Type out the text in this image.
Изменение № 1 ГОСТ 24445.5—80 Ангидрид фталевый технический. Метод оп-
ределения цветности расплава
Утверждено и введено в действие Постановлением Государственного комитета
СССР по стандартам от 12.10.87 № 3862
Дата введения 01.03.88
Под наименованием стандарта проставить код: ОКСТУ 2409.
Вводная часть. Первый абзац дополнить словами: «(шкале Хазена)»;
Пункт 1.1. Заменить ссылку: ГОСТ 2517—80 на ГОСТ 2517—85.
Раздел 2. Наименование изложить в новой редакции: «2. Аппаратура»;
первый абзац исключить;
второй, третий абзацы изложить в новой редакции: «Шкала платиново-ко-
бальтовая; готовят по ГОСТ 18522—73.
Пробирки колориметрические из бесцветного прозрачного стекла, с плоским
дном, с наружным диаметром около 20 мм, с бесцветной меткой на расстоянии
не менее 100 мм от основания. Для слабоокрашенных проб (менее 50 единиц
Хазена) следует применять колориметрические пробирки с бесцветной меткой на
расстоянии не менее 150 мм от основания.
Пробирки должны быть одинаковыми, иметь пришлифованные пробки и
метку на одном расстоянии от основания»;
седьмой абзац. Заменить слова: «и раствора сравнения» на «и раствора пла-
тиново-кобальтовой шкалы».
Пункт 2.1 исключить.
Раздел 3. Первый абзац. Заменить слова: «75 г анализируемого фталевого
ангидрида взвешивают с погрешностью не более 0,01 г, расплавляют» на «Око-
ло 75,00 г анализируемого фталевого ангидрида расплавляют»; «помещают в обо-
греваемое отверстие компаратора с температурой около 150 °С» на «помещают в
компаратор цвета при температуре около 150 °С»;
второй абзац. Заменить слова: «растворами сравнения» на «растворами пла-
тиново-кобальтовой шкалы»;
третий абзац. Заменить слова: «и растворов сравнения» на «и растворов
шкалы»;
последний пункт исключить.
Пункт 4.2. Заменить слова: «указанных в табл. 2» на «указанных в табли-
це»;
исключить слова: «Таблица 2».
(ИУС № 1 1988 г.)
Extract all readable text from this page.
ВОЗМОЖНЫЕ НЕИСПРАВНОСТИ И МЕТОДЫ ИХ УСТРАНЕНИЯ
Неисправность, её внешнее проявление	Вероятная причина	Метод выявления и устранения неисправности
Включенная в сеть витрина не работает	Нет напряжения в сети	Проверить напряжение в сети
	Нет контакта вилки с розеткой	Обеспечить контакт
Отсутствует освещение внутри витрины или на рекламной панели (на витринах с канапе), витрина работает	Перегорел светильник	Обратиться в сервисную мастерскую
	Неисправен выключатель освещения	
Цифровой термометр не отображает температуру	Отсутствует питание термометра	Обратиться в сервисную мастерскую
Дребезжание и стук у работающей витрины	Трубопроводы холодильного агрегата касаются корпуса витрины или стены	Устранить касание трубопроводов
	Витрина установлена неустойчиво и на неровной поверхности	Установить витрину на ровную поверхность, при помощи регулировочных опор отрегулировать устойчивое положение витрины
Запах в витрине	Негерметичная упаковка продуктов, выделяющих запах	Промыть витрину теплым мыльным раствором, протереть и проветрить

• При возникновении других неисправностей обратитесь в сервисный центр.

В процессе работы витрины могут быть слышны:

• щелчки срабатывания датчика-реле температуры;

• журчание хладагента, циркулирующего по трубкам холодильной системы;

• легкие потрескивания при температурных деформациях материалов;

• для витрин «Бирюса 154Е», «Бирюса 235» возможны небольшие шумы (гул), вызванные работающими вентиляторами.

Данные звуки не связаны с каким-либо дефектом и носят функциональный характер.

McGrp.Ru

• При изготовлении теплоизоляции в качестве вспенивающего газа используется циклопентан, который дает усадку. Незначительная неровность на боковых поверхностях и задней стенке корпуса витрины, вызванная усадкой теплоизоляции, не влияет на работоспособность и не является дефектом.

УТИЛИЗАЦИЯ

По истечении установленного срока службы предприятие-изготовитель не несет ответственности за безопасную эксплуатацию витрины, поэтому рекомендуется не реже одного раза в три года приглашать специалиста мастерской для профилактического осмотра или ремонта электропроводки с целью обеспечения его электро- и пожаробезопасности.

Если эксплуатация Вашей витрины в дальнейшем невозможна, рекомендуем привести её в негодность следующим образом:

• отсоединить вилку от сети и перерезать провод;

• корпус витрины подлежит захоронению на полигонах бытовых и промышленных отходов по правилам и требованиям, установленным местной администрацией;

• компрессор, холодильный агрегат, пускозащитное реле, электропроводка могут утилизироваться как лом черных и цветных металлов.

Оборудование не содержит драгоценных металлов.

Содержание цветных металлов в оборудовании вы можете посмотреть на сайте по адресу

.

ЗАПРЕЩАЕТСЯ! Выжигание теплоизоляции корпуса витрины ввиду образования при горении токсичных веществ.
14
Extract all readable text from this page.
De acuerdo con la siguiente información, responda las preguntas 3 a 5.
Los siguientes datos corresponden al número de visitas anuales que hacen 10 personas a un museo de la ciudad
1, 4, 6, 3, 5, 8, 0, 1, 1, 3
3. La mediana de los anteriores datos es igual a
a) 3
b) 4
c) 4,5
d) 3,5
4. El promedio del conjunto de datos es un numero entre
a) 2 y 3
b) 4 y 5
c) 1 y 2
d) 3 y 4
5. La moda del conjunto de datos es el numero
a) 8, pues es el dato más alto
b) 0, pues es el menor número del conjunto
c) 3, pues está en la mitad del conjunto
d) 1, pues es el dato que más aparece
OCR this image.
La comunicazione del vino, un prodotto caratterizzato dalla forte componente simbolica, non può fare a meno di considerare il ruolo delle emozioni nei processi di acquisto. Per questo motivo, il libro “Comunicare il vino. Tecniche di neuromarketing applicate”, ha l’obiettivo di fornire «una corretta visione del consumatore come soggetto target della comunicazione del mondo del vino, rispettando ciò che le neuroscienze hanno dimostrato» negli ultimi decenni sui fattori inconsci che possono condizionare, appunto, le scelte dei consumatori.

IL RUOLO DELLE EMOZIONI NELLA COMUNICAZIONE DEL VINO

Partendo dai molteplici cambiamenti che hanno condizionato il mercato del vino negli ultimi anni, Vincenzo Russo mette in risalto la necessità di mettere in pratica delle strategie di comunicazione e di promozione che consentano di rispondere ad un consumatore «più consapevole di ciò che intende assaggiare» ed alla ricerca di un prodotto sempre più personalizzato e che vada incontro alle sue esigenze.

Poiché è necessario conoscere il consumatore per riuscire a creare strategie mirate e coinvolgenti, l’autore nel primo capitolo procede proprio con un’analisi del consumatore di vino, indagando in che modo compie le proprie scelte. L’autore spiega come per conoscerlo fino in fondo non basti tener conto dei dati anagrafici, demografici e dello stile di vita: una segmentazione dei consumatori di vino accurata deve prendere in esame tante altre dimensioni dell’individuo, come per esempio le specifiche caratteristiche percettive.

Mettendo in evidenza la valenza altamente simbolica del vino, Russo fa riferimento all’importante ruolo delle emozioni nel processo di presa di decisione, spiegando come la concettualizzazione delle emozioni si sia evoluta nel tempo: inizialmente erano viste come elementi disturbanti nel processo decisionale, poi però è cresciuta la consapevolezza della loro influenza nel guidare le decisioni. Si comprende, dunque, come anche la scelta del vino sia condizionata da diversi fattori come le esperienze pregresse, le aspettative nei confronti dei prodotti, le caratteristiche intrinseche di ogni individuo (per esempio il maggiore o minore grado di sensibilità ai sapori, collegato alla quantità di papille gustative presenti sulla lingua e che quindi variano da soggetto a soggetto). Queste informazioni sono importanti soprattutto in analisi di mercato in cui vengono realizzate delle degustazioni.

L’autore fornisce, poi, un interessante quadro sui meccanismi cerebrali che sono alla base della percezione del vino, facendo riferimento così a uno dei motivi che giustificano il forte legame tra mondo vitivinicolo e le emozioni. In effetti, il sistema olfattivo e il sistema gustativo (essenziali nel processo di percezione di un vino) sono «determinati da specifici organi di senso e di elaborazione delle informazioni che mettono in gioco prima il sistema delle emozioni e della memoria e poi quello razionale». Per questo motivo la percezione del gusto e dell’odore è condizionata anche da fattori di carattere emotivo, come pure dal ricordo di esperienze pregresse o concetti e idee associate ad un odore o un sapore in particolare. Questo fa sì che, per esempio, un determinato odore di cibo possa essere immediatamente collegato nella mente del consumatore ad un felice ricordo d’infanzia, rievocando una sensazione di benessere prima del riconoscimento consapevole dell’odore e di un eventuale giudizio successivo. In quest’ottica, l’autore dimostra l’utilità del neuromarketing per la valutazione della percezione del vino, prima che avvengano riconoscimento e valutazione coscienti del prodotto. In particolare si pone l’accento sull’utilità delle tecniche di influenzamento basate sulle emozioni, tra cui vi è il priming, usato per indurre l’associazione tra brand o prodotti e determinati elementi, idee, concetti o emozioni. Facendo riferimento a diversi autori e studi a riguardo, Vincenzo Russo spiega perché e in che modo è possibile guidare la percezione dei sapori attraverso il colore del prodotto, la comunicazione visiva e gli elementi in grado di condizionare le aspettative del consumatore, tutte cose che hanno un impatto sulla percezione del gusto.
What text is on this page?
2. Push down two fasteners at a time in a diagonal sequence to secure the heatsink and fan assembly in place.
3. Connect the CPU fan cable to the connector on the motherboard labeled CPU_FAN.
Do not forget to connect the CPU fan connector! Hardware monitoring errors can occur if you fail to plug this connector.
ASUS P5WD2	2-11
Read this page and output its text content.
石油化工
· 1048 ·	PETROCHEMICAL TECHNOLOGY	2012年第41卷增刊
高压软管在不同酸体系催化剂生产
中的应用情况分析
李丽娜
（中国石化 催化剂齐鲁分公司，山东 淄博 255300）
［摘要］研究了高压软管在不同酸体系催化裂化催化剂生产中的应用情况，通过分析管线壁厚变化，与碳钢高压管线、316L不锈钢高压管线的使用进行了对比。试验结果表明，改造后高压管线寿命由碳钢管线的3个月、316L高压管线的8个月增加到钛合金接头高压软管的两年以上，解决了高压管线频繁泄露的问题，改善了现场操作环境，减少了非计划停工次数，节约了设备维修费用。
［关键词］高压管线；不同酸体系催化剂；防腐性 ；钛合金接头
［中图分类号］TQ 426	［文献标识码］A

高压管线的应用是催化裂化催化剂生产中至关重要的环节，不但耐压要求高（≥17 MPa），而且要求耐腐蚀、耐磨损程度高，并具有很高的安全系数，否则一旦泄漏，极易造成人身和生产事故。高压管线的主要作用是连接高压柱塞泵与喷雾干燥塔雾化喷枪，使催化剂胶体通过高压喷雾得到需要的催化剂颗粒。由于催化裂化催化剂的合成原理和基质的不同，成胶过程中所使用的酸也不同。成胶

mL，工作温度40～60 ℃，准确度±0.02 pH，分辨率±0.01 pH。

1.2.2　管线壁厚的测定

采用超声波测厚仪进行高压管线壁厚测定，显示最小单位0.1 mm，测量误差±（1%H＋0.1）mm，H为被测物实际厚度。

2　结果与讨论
■ ■ ■ ■ ■ ■ ■
BRIEF: Using the material above, report each line where "strategie" occurs.

RIGHT ANSWER:
Partendo dai molteplici cambiamenti che hanno condizionato il mercato del vino negli ultimi anni, Vincenzo Russo mette in risalto la necessità di mettere in pratica delle strategie di comunicazione e di promozione che consentano di rispondere ad un consumatore «più consapevole di ciò che intende assaggiare» ed alla ricerca di un prodotto sempre più personalizzato e che vada incontro alle sue esigenze.
Poiché è necessario conoscere il consumatore per riuscire a creare strategie mirate e coinvolgenti, l’autore nel primo capitolo procede proprio con un’analisi del consumatore di vino, indagando in che modo compie le proprie scelte. L’autore spiega come per conoscerlo fino in fondo non basti tener conto dei dati anagrafici, demografici e dello stile di vita: una segmentazione dei consumatori di vino accurata deve prendere in esame tante altre dimensioni dell’individuo, come per esempio le specifiche caratteristiche percettive.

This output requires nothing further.